* START Provided data *

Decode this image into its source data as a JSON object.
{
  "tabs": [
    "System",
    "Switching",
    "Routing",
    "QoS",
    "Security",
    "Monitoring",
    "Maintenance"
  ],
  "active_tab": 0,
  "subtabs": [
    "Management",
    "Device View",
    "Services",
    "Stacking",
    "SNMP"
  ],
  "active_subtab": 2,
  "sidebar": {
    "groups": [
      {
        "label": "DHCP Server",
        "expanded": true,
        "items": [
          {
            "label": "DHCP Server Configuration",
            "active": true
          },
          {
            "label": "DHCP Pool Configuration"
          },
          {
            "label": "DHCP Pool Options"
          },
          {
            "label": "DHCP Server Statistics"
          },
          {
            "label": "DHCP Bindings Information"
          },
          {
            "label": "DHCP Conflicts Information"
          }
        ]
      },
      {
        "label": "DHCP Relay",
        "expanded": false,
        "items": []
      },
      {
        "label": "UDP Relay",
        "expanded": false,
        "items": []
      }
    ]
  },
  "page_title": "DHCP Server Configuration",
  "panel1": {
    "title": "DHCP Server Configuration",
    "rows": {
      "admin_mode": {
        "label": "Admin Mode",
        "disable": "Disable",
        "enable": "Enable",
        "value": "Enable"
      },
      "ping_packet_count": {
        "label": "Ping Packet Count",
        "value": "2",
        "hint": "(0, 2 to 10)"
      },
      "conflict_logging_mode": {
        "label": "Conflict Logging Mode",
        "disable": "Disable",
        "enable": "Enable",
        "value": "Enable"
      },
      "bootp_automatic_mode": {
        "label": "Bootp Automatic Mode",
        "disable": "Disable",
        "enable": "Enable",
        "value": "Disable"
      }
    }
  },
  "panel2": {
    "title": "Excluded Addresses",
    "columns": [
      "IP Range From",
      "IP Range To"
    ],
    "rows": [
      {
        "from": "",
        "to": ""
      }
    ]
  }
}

* END Provided data *

— Set exercise —
Reproduce the full listing above, character for character.

— Exercise answer —
Decode this image into its source data as a JSON object.
{
  "tabs": [
    "System",
    "Switching",
    "Routing",
    "QoS",
    "Security",
    "Monitoring",
    "Maintenance"
  ],
  "active_tab": 0,
  "subtabs": [
    "Management",
    "Device View",
    "Services",
    "Stacking",
    "SNMP"
  ],
  "active_subtab": 2,
  "sidebar": {
    "groups": [
      {
        "label": "DHCP Server",
        "expanded": true,
        "items": [
          {
            "label": "DHCP Server Configuration",
            "active": true
          },
          {
            "label": "DHCP Pool Configuration"
          },
          {
            "label": "DHCP Pool Options"
          },
          {
            "label": "DHCP Server Statistics"
          },
          {
            "label": "DHCP Bindings Information"
          },
          {
            "label": "DHCP Conflicts Information"
          }
        ]
      },
      {
        "label": "DHCP Relay",
        "expanded": false,
        "items": []
      },
      {
        "label": "UDP Relay",
        "expanded": false,
        "items": []
      }
    ]
  },
  "page_title": "DHCP Server Configuration",
  "panel1": {
    "title": "DHCP Server Configuration",
    "rows": {
      "admin_mode": {
        "label": "Admin Mode",
        "disable": "Disable",
        "enable": "Enable",
        "value": "Enable"
      },
      "ping_packet_count": {
        "label": "Ping Packet Count",
        "value": "2",
        "hint": "(0, 2 to 10)"
      },
      "conflict_logging_mode": {
        "label": "Conflict Logging Mode",
        "disable": "Disable",
        "enable": "Enable",
        "value": "Enable"
      },
      "bootp_automatic_mode": {
        "label": "Bootp Automatic Mode",
        "disable": "Disable",
        "enable": "Enable",
        "value": "Disable"
      }
    }
  },
  "panel2": {
    "title": "Excluded Addresses",
    "columns": [
      "IP Range From",
      "IP Range To"
    ],
    "rows": [
      {
        "from": "",
        "to": ""
      }
    ]
  }
}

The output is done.